YOUR OBJECTIVE: Every line below is to be quoted exactly, with nothing added or dropped.

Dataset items
· · · ·
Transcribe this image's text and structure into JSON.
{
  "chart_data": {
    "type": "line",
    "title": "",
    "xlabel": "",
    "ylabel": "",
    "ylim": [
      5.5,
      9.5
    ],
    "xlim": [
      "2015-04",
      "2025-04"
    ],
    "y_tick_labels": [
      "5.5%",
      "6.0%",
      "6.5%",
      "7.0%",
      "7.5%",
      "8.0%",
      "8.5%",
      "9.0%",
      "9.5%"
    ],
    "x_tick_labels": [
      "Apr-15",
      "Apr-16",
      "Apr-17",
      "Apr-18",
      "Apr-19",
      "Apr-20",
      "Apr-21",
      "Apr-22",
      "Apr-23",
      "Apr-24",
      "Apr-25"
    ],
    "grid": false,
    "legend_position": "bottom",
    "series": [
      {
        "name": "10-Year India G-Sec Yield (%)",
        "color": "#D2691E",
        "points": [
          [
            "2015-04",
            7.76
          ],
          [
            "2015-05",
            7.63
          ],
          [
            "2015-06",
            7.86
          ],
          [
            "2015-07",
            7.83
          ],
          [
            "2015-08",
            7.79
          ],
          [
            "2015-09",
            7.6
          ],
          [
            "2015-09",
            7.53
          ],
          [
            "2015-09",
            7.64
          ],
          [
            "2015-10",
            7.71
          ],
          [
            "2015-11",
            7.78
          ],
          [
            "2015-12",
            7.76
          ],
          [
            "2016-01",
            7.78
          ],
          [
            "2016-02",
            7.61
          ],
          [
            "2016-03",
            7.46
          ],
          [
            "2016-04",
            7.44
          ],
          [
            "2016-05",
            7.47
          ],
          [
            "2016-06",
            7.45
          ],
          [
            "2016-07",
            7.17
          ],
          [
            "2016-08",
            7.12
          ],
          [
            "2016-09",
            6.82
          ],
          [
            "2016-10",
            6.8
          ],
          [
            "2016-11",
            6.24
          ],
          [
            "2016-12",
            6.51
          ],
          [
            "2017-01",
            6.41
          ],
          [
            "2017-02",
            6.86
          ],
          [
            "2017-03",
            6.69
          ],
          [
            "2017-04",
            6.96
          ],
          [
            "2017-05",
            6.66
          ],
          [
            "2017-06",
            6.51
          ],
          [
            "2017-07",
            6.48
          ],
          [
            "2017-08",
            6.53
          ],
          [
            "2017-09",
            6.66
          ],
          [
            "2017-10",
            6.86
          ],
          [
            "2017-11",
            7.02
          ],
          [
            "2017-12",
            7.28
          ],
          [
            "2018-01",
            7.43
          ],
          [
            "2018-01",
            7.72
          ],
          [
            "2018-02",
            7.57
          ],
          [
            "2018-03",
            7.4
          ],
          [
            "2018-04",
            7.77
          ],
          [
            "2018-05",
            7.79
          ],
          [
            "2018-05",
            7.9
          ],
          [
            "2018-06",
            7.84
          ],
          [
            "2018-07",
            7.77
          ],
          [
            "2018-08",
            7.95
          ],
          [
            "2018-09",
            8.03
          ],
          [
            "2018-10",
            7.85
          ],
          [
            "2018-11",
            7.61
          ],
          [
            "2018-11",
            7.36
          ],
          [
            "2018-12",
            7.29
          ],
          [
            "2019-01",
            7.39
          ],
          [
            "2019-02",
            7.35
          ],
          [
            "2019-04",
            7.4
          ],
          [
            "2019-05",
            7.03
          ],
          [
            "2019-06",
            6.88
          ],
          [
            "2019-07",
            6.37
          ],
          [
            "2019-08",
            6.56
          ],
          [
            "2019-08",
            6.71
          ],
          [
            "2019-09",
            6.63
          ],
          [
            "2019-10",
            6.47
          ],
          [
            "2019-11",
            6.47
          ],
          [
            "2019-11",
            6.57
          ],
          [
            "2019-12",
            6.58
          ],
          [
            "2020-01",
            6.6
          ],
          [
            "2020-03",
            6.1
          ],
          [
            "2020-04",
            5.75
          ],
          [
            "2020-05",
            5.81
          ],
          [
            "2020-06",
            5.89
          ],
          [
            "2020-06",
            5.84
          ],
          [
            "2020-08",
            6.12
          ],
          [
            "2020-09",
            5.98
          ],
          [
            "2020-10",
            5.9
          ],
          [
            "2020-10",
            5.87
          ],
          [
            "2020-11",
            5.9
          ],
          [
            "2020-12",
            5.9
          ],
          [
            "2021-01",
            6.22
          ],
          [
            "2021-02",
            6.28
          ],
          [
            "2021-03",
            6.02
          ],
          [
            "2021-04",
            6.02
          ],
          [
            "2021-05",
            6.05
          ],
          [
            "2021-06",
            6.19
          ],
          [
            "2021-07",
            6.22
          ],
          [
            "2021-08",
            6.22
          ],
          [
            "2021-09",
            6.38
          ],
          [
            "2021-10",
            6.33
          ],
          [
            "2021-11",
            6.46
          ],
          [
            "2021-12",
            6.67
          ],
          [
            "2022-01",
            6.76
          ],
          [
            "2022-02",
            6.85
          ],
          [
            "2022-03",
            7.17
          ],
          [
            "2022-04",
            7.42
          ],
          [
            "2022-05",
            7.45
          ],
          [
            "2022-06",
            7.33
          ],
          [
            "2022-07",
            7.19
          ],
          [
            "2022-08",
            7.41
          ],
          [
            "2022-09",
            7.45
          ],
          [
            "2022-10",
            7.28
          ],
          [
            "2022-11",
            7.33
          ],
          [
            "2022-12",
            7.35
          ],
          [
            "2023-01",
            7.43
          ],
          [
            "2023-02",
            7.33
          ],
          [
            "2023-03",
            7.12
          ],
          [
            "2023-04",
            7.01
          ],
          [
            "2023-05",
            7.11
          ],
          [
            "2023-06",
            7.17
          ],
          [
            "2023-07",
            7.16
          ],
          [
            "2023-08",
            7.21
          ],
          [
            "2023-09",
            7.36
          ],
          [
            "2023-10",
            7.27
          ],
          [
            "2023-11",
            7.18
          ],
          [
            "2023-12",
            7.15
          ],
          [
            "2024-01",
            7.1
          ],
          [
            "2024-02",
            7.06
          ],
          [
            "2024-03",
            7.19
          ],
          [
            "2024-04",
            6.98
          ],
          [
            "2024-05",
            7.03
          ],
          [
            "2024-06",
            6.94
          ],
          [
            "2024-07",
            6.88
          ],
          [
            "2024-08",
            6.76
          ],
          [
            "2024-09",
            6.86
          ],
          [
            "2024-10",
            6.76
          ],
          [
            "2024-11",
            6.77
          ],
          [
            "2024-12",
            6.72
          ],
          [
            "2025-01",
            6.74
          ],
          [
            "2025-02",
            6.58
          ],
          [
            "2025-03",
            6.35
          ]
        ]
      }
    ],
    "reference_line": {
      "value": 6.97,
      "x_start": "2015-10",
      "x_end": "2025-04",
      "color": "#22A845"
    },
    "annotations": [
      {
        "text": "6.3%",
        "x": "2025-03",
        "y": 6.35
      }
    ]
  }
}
· · · ·
TASK RESULT:
Transcribe this image's text and structure into JSON.
{
  "chart_data": {
    "type": "line",
    "title": "",
    "xlabel": "",
    "ylabel": "",
    "ylim": [
      5.5,
      9.5
    ],
    "xlim": [
      "2015-04",
      "2025-04"
    ],
    "y_tick_labels": [
      "5.5%",
      "6.0%",
      "6.5%",
      "7.0%",
      "7.5%",
      "8.0%",
      "8.5%",
      "9.0%",
      "9.5%"
    ],
    "x_tick_labels": [
      "Apr-15",
      "Apr-16",
      "Apr-17",
      "Apr-18",
      "Apr-19",
      "Apr-20",
      "Apr-21",
      "Apr-22",
      "Apr-23",
      "Apr-24",
      "Apr-25"
    ],
    "grid": false,
    "legend_position": "bottom",
    "series": [
      {
        "name": "10-Year India G-Sec Yield (%)",
        "color": "#D2691E",
        "points": [
          [
            "2015-04",
            7.76
          ],
          [
            "2015-05",
            7.63
          ],
          [
            "2015-06",
            7.86
          ],
          [
            "2015-07",
            7.83
          ],
          [
            "2015-08",
            7.79
          ],
          [
            "2015-09",
            7.6
          ],
          [
            "2015-09",
            7.53
          ],
          [
            "2015-09",
            7.64
          ],
          [
            "2015-10",
            7.71
          ],
          [
            "2015-11",
            7.78
          ],
          [
            "2015-12",
            7.76
          ],
          [
            "2016-01",
            7.78
          ],
          [
            "2016-02",
            7.61
          ],
          [
            "2016-03",
            7.46
          ],
          [
            "2016-04",
            7.44
          ],
          [
            "2016-05",
            7.47
          ],
          [
            "2016-06",
            7.45
          ],
          [
            "2016-07",
            7.17
          ],
          [
            "2016-08",
            7.12
          ],
          [
            "2016-09",
            6.82
          ],
          [
            "2016-10",
            6.8
          ],
          [
            "2016-11",
            6.24
          ],
          [
            "2016-12",
            6.51
          ],
          [
            "2017-01",
            6.41
          ],
          [
            "2017-02",
            6.86
          ],
          [
            "2017-03",
            6.69
          ],
          [
            "2017-04",
            6.96
          ],
          [
            "2017-05",
            6.66
          ],
          [
            "2017-06",
            6.51
          ],
          [
            "2017-07",
            6.48
          ],
          [
            "2017-08",
            6.53
          ],
          [
            "2017-09",
            6.66
          ],
          [
            "2017-10",
            6.86
          ],
          [
            "2017-11",
            7.02
          ],
          [
            "2017-12",
            7.28
          ],
          [
            "2018-01",
            7.43
          ],
          [
            "2018-01",
            7.72
          ],
          [
            "2018-02",
            7.57
          ],
          [
            "2018-03",
            7.4
          ],
          [
            "2018-04",
            7.77
          ],
          [
            "2018-05",
            7.79
          ],
          [
            "2018-05",
            7.9
          ],
          [
            "2018-06",
            7.84
          ],
          [
            "2018-07",
            7.77
          ],
          [
            "2018-08",
            7.95
          ],
          [
            "2018-09",
            8.03
          ],
          [
            "2018-10",
            7.85
          ],
          [
            "2018-11",
            7.61
          ],
          [
            "2018-11",
            7.36
          ],
          [
            "2018-12",
            7.29
          ],
          [
            "2019-01",
            7.39
          ],
          [
            "2019-02",
            7.35
          ],
          [
            "2019-04",
            7.4
          ],
          [
            "2019-05",
            7.03
          ],
          [
            "2019-06",
            6.88
          ],
          [
            "2019-07",
            6.37
          ],
          [
            "2019-08",
            6.56
          ],
          [
            "2019-08",
            6.71
          ],
          [
            "2019-09",
            6.63
          ],
          [
            "2019-10",
            6.47
          ],
          [
            "2019-11",
            6.47
          ],
          [
            "2019-11",
            6.57
          ],
          [
            "2019-12",
            6.58
          ],
          [
            "2020-01",
            6.6
          ],
          [
            "2020-03",
            6.1
          ],
          [
            "2020-04",
            5.75
          ],
          [
            "2020-05",
            5.81
          ],
          [
            "2020-06",
            5.89
          ],
          [
            "2020-06",
            5.84
          ],
          [
            "2020-08",
            6.12
          ],
          [
            "2020-09",
            5.98
          ],
          [
            "2020-10",
            5.9
          ],
          [
            "2020-10",
            5.87
          ],
          [
            "2020-11",
            5.9
          ],
          [
            "2020-12",
            5.9
          ],
          [
            "2021-01",
            6.22
          ],
          [
            "2021-02",
            6.28
          ],
          [
            "2021-03",
            6.02
          ],
          [
            "2021-04",
            6.02
          ],
          [
            "2021-05",
            6.05
          ],
          [
            "2021-06",
            6.19
          ],
          [
            "2021-07",
            6.22
          ],
          [
            "2021-08",
            6.22
          ],
          [
            "2021-09",
            6.38
          ],
          [
            "2021-10",
            6.33
          ],
          [
            "2021-11",
            6.46
          ],
          [
            "2021-12",
            6.67
          ],
          [
            "2022-01",
            6.76
          ],
          [
            "2022-02",
            6.85
          ],
          [
            "2022-03",
            7.17
          ],
          [
            "2022-04",
            7.42
          ],
          [
            "2022-05",
            7.45
          ],
          [
            "2022-06",
            7.33
          ],
          [
            "2022-07",
            7.19
          ],
          [
            "2022-08",
            7.41
          ],
          [
            "2022-09",
            7.45
          ],
          [
            "2022-10",
            7.28
          ],
          [
            "2022-11",
            7.33
          ],
          [
            "2022-12",
            7.35
          ],
          [
            "2023-01",
            7.43
          ],
          [
            "2023-02",
            7.33
          ],
          [
            "2023-03",
            7.12
          ],
          [
            "2023-04",
            7.01
          ],
          [
            "2023-05",
            7.11
          ],
          [
            "2023-06",
            7.17
          ],
          [
            "2023-07",
            7.16
          ],
          [
            "2023-08",
            7.21
          ],
          [
            "2023-09",
            7.36
          ],
          [
            "2023-10",
            7.27
          ],
          [
            "2023-11",
            7.18
          ],
          [
            "2023-12",
            7.15
          ],
          [
            "2024-01",
            7.1
          ],
          [
            "2024-02",
            7.06
          ],
          [
            "2024-03",
            7.19
          ],
          [
            "2024-04",
            6.98
          ],
          [
            "2024-05",
            7.03
          ],
          [
            "2024-06",
            6.94
          ],
          [
            "2024-07",
            6.88
          ],
          [
            "2024-08",
            6.76
          ],
          [
            "2024-09",
            6.86
          ],
          [
            "2024-10",
            6.76
          ],
          [
            "2024-11",
            6.77
          ],
          [
            "2024-12",
            6.72
          ],
          [
            "2025-01",
            6.74
          ],
          [
            "2025-02",
            6.58
          ],
          [
            "2025-03",
            6.35
          ]
        ]
      }
    ],
    "reference_line": {
      "value": 6.97,
      "x_start": "2015-10",
      "x_end": "2025-04",
      "color": "#22A845"
    },
    "annotations": [
      {
        "text": "6.3%",
        "x": "2025-03",
        "y": 6.35
      }
    ]
  }
}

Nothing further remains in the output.